-- Stated problem --
Go through the entries one line at a time, and gather every line that has the word "故选B项".
*** Given records
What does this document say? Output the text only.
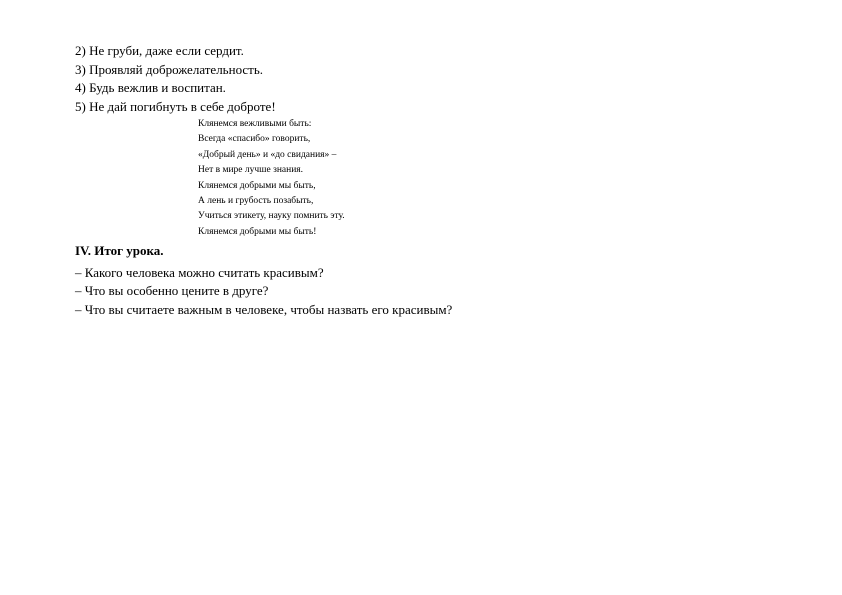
2) Не груби, даже если сердит.
3) Проявляй доброжелательность.
4) Будь вежлив и воспитан.
5) Не дай погибнуть в себе доброте!
Клянемся вежливыми быть:
Всегда «спасибо» говорить,
«Добрый день» и «до свидания» –
Нет в мире лучше знания.
Клянемся добрыми мы быть,
А лень и грубость позабыть,
Учиться этикету, науку помнить эту.
Клянемся добрыми мы быть!
IV. Итог урока.
– Какого человека можно считать красивым?
– Что вы особенно цените в друге?
– Что вы считаете важным в человеке, чтобы назвать его красивым?
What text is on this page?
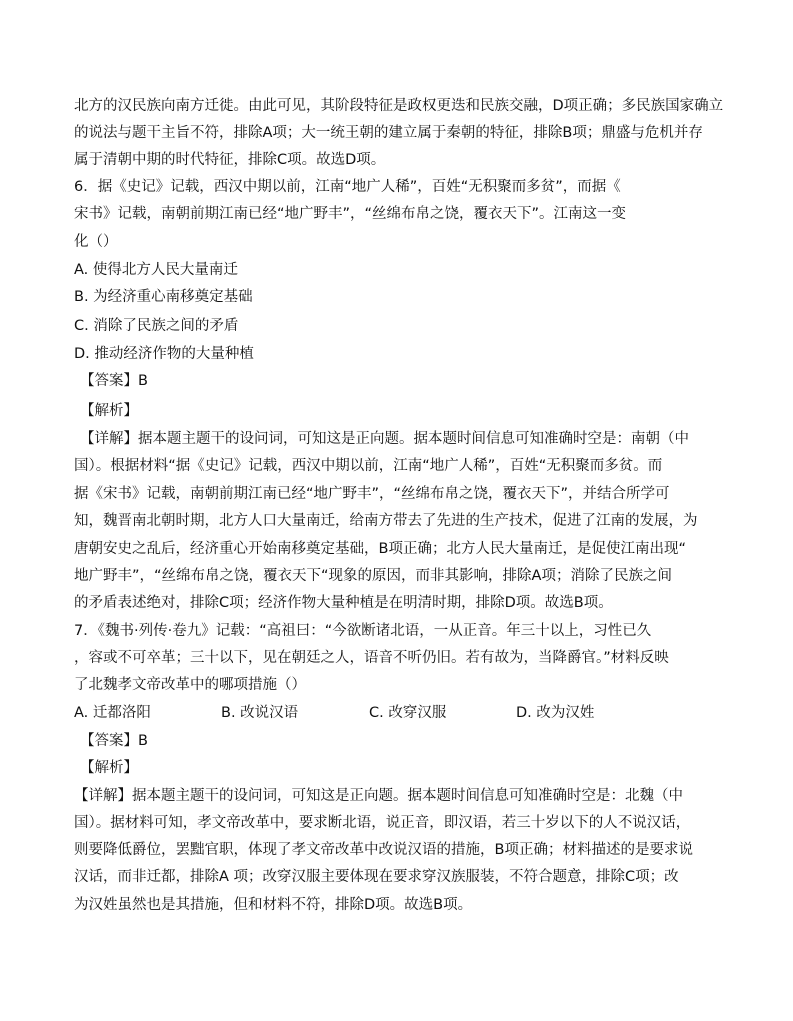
北方的汉民族向南方迁徙。由此可见，其阶段特征是政权更迭和民族交融，D项正确；多民族国家确立
的说法与题干主旨不符，排除A项；大一统王朝的建立属于秦朝的特征，排除B项；鼎盛与危机并存
属于清朝中期的时代特征，排除C项。故选D项。
6．据《史记》记载，西汉中期以前，江南“地广人稀”，百姓“无积聚而多贫”，而据《
宋书》记载，南朝前期江南已经“地广野丰”，“丝绵布帛之饶，覆衣天下”。江南这一变
化（）
A. 使得北方人民大量南迁
B. 为经济重心南移奠定基础
C. 消除了民族之间的矛盾
D. 推动经济作物的大量种植
【答案】B
【解析】
【详解】据本题主题干的设问词，可知这是正向题。据本题时间信息可知准确时空是：南朝（中
国）。根据材料“据《史记》记载，西汉中期以前，江南“地广人稀”，百姓“无积聚而多贫。而
据《宋书》记载，南朝前期江南已经“地广野丰”，“丝绵布帛之饶，覆衣天下”，并结合所学可
知，魏晋南北朝时期，北方人口大量南迁，给南方带去了先进的生产技术，促进了江南的发展，为
唐朝安史之乱后，经济重心开始南移奠定基础，B项正确；北方人民大量南迁，是促使江南出现“
地广野丰”，“丝绵布帛之饶，覆衣天下“现象的原因，而非其影响，排除A项；消除了民族之间
的矛盾表述绝对，排除C项；经济作物大量种植是在明清时期，排除D项。故选B项。
7．《魏书·列传·卷九》记载：“高祖曰：“今欲断诸北语，一从正音。年三十以上，习性已久
，容或不可卒革；三十以下，见在朝廷之人，语音不听仍旧。若有故为，当降爵官。”材料反映
了北魏孝文帝改革中的哪项措施（）
A. 迁都洛阳	B. 改说汉语	C. 改穿汉服	D. 改为汉姓
【答案】B
【解析】
【详解】据本题主题干的设问词，可知这是正向题。据本题时间信息可知准确时空是：北魏（中
国）。据材料可知，孝文帝改革中，要求断北语，说正音，即汉语，若三十岁以下的人不说汉话，
则要降低爵位，罢黜官职，体现了孝文帝改革中改说汉语的措施，B项正确；材料描述的是要求说
汉话，而非迁都，排除A 项；改穿汉服主要体现在要求穿汉族服装，不符合题意，排除C项；改
为汉姓虽然也是其措施，但和材料不符，排除D项。故选B项。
******
-- Reply --
的矛盾表述绝对，排除C项；经济作物大量种植是在明清时期，排除D项。故选B项。
为汉姓虽然也是其措施，但和材料不符，排除D项。故选B项。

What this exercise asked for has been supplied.